- [EXERCISE INSTRUCTIONS]
Find the lines that hold "Read". Report only how many there are.

Stored entries:
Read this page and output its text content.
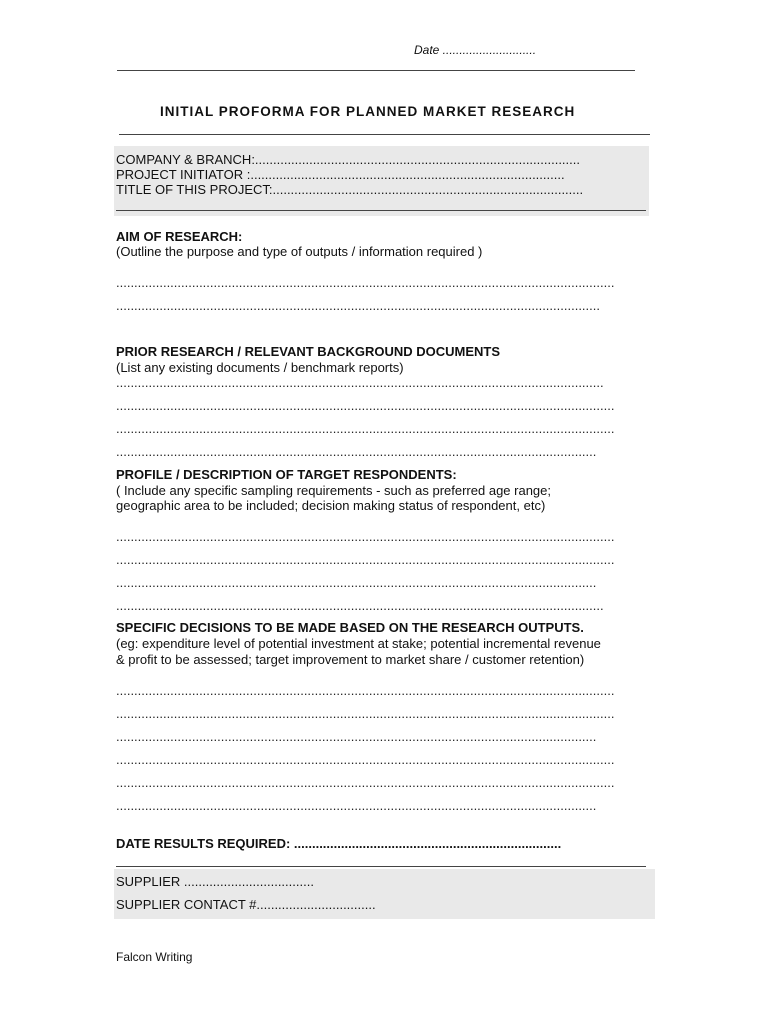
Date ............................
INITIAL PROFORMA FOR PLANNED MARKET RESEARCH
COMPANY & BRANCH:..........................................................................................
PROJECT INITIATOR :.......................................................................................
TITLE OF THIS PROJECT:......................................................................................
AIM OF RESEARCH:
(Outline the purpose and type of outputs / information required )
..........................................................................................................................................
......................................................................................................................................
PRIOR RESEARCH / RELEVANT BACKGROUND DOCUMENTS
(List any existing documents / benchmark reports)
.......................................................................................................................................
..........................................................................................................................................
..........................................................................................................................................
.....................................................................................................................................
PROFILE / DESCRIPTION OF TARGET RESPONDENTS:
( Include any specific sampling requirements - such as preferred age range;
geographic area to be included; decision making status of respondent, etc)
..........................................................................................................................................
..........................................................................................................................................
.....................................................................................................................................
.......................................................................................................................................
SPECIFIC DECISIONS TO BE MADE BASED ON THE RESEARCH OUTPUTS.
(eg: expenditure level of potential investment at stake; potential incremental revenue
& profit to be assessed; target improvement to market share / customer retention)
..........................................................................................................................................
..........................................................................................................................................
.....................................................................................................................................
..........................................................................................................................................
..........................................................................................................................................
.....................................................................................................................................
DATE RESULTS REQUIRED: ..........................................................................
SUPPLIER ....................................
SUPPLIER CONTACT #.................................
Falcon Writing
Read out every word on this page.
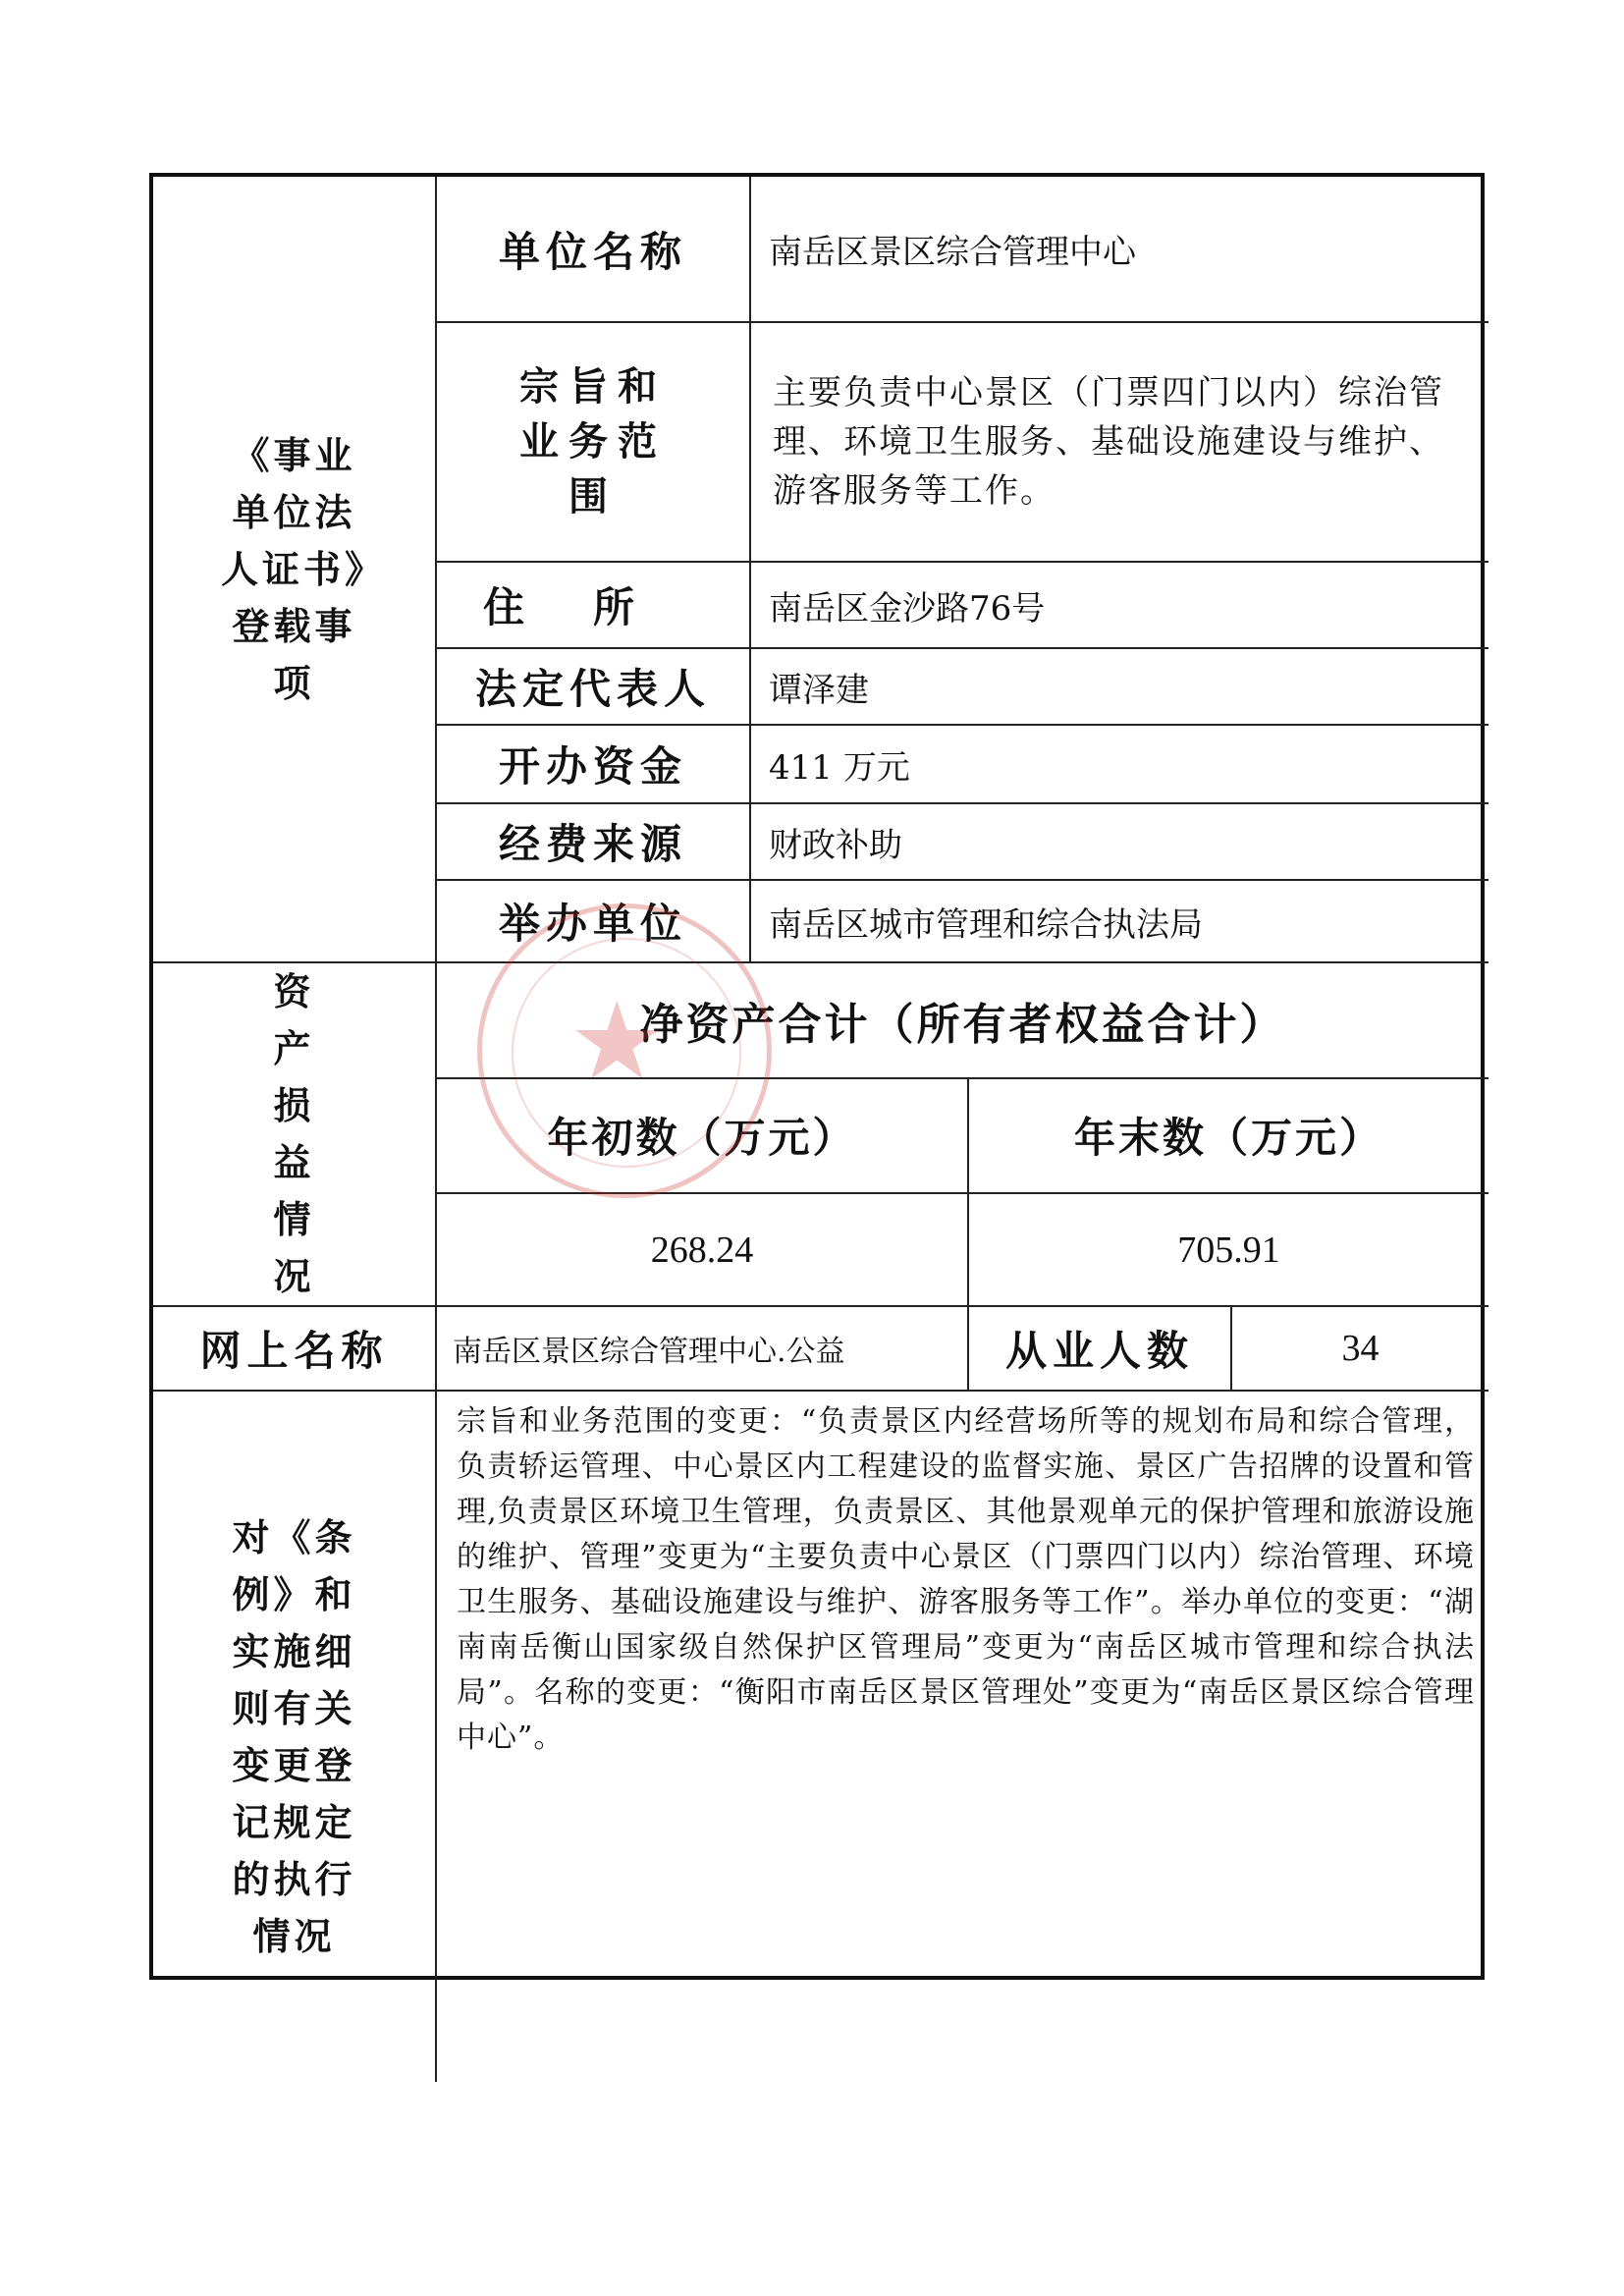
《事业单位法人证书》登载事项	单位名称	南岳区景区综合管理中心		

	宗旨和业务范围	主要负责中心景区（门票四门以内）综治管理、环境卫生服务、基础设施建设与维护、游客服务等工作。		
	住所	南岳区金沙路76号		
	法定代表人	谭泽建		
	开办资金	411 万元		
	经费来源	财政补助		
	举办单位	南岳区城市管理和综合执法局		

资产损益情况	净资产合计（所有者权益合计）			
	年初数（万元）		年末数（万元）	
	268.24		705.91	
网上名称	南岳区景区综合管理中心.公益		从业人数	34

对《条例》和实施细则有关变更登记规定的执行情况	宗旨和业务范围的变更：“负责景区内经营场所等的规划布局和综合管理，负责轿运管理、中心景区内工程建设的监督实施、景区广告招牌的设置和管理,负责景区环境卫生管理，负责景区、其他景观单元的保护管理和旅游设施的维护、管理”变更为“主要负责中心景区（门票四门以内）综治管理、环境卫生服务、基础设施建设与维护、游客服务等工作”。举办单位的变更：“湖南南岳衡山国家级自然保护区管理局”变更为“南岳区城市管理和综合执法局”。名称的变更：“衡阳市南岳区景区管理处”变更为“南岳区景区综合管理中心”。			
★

- [RESULT OF THIS EXERCISE]
2